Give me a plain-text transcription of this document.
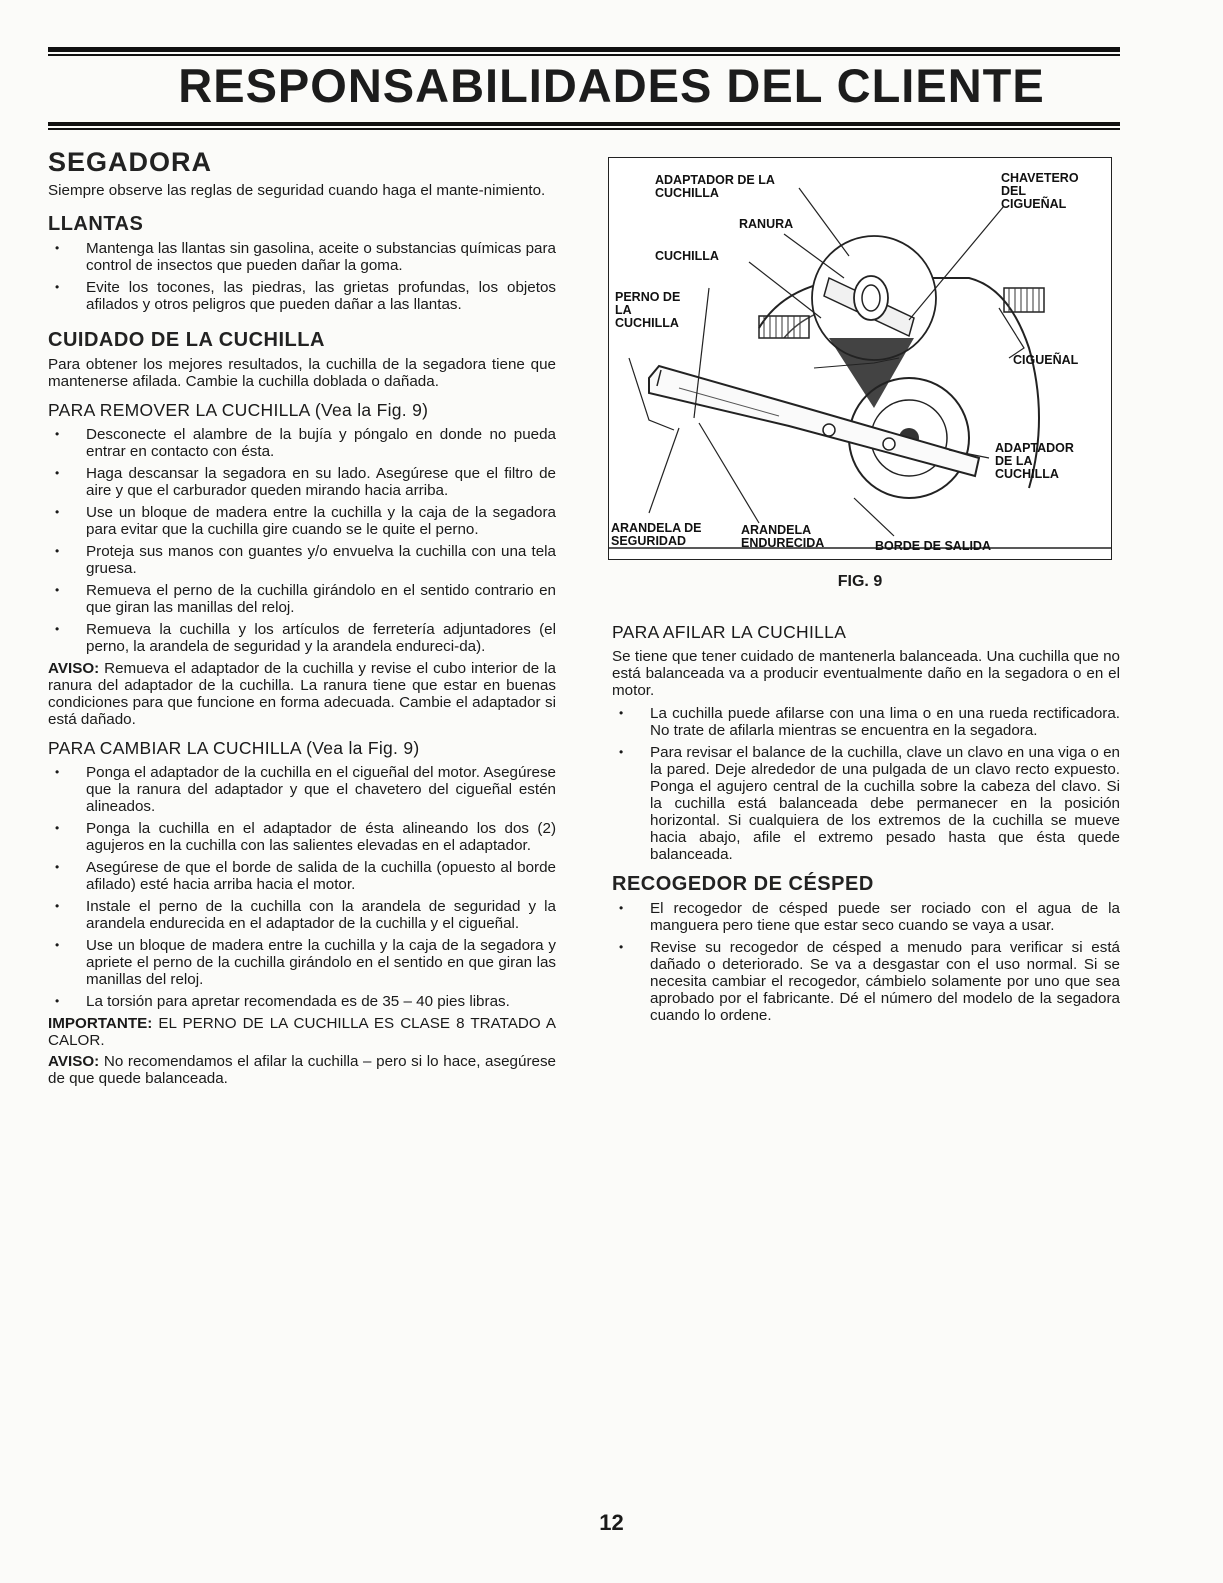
RESPONSABILIDADES DEL CLIENTE
SEGADORA

Siempre observe las reglas de seguridad cuando haga el mante-nimiento.

LLANTAS
• Mantenga las llantas sin gasolina, aceite o substancias químicas para control de insectos que pueden dañar la goma.
• Evite los tocones, las piedras, las grietas profundas, los objetos afilados y otros peligros que pueden dañar a las llantas.
CUIDADO DE LA CUCHILLA

Para obtener los mejores resultados, la cuchilla de la segadora tiene que mantenerse afilada. Cambie la cuchilla doblada o dañada.

PARA REMOVER LA CUCHILLA (Vea la Fig. 9)
• Desconecte el alambre de la bujía y póngalo en donde no pueda entrar en contacto con ésta.
• Haga descansar la segadora en su lado. Asegúrese que el filtro de aire y que el carburador queden mirando hacia arriba.
• Use un bloque de madera entre la cuchilla y la caja de la segadora para evitar que la cuchilla gire cuando se le quite el perno.
• Proteja sus manos con guantes y/o envuelva la cuchilla con una tela gruesa.
• Remueva el perno de la cuchilla girándolo en el sentido contrario en que giran las manillas del reloj.
• Remueva la cuchilla y los artículos de ferretería adjuntadores (el perno, la arandela de seguridad y la arandela endureci-da).

AVISO: Remueva el adaptador de la cuchilla y revise el cubo interior de la ranura del adaptador de la cuchilla. La ranura tiene que estar en buenas condiciones para que funcione en forma adecuada. Cambie el adaptador si está dañado.

PARA CAMBIAR LA CUCHILLA (Vea la Fig. 9)
• Ponga el adaptador de la cuchilla en el cigueñal del motor. Asegúrese que la ranura del adaptador y que el chavetero del cigueñal estén alineados.
• Ponga la cuchilla en el adaptador de ésta alineando los dos (2) agujeros en la cuchilla con las salientes elevadas en el adaptador.
• Asegúrese de que el borde de salida de la cuchilla (opuesto al borde afilado) esté hacia arriba hacia el motor.
• Instale el perno de la cuchilla con la arandela de seguridad y la arandela endurecida en el adaptador de la cuchilla y el cigueñal.
• Use un bloque de madera entre la cuchilla y la caja de la segadora y apriete el perno de la cuchilla girándolo en el sentido en que giran las manillas del reloj.
• La torsión para apretar recomendada es de 35 – 40 pies libras.

IMPORTANTE: EL PERNO DE LA CUCHILLA ES CLASE 8 TRATADO A CALOR.

AVISO: No recomendamos el afilar la cuchilla – pero si lo hace, asegúrese de que quede balanceada.

ADAPTADOR DE LA
CUCHILLA
CHAVETERO
DEL
CIGUEÑAL
RANURA
CUCHILLA
PERNO DE
LA
CUCHILLA
CIGUEÑAL
ADAPTADOR
DE LA
CUCHILLA
ARANDELA DE
SEGURIDAD
ARANDELA
ENDURECIDA	BORDE DE SALIDA
FIG. 9
PARA AFILAR LA CUCHILLA

Se tiene que tener cuidado de mantenerla balanceada. Una cuchilla que no está balanceada va a producir eventualmente daño en la segadora o en el motor.

• La cuchilla puede afilarse con una lima o en una rueda rectificadora. No trate de afilarla mientras se encuentra en la segadora.
• Para revisar el balance de la cuchilla, clave un clavo en una viga o en la pared. Deje alrededor de una pulgada de un clavo recto expuesto. Ponga el agujero central de la cuchilla sobre la cabeza del clavo. Si la cuchilla está balanceada debe permanecer en la posición horizontal. Si cualquiera de los extremos de la cuchilla se mueve hacia abajo, afile el extremo pesado hasta que ésta quede balanceada.
RECOGEDOR DE CÉSPED
• El recogedor de césped puede ser rociado con el agua de la manguera pero tiene que estar seco cuando se vaya a usar.
• Revise su recogedor de césped a menudo para verificar si está dañado o deteriorado. Se va a desgastar con el uso normal. Si se necesita cambiar el recogedor, cámbielo solamente por uno que sea aprobado por el fabricante. Dé el número del modelo de la segadora cuando lo ordene.
12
------------------------
■ **INSTRUCTIONS TO FOLLOW**
Pick out the lines above containing the word "bloque", then copy them.

■ **RESPONSE TO THE EXERCISE**
• Use un bloque de madera entre la cuchilla y la caja de la segadora para evitar que la cuchilla gire cuando se le quite el perno.
• Use un bloque de madera entre la cuchilla y la caja de la segadora y apriete el perno de la cuchilla girándolo en el sentido en que giran las manillas del reloj.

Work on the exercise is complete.